(Work instructions):
Return the material below in full and exactly.

(Records shown):

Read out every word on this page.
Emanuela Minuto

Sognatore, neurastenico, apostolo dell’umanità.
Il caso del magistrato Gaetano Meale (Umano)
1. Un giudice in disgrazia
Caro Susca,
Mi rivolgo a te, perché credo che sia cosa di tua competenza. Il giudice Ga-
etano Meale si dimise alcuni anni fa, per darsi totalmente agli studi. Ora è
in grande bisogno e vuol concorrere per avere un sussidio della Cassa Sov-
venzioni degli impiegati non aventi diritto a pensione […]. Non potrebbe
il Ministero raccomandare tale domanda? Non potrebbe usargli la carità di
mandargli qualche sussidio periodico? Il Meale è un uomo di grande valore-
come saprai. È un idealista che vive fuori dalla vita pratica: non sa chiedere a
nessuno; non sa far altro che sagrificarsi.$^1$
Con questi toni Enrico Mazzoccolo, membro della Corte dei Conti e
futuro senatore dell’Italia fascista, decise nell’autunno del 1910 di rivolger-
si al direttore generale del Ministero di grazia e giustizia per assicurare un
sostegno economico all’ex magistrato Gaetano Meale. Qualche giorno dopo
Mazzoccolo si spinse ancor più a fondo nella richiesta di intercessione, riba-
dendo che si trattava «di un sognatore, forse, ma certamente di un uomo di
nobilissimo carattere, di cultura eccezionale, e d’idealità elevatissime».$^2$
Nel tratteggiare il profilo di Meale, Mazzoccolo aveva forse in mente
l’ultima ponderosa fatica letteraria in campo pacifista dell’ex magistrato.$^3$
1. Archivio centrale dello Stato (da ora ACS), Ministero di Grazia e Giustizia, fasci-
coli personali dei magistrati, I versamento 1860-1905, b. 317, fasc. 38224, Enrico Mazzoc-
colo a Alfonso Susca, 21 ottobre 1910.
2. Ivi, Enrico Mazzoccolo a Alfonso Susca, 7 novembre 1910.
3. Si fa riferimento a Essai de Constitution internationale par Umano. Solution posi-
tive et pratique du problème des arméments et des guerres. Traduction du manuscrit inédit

(Task solution):
Read out every word on this page.
Emanuela Minuto

Sognatore, neurastenico, apostolo dell’umanità.
Il caso del magistrato Gaetano Meale (Umano)
1. Un giudice in disgrazia
Caro Susca,
Mi rivolgo a te, perché credo che sia cosa di tua competenza. Il giudice Ga-
etano Meale si dimise alcuni anni fa, per darsi totalmente agli studi. Ora è
in grande bisogno e vuol concorrere per avere un sussidio della Cassa Sov-
venzioni degli impiegati non aventi diritto a pensione […]. Non potrebbe
il Ministero raccomandare tale domanda? Non potrebbe usargli la carità di
mandargli qualche sussidio periodico? Il Meale è un uomo di grande valore-
come saprai. È un idealista che vive fuori dalla vita pratica: non sa chiedere a
nessuno; non sa far altro che sagrificarsi.$^1$
Con questi toni Enrico Mazzoccolo, membro della Corte dei Conti e
futuro senatore dell’Italia fascista, decise nell’autunno del 1910 di rivolger-
si al direttore generale del Ministero di grazia e giustizia per assicurare un
sostegno economico all’ex magistrato Gaetano Meale. Qualche giorno dopo
Mazzoccolo si spinse ancor più a fondo nella richiesta di intercessione, riba-
dendo che si trattava «di un sognatore, forse, ma certamente di un uomo di
nobilissimo carattere, di cultura eccezionale, e d’idealità elevatissime».$^2$
Nel tratteggiare il profilo di Meale, Mazzoccolo aveva forse in mente
l’ultima ponderosa fatica letteraria in campo pacifista dell’ex magistrato.$^3$
1. Archivio centrale dello Stato (da ora ACS), Ministero di Grazia e Giustizia, fasci-
coli personali dei magistrati, I versamento 1860-1905, b. 317, fasc. 38224, Enrico Mazzoc-
colo a Alfonso Susca, 21 ottobre 1910.
2. Ivi, Enrico Mazzoccolo a Alfonso Susca, 7 novembre 1910.
3. Si fa riferimento a Essai de Constitution internationale par Umano. Solution posi-
tive et pratique du problème des arméments et des guerres. Traduction du manuscrit inédit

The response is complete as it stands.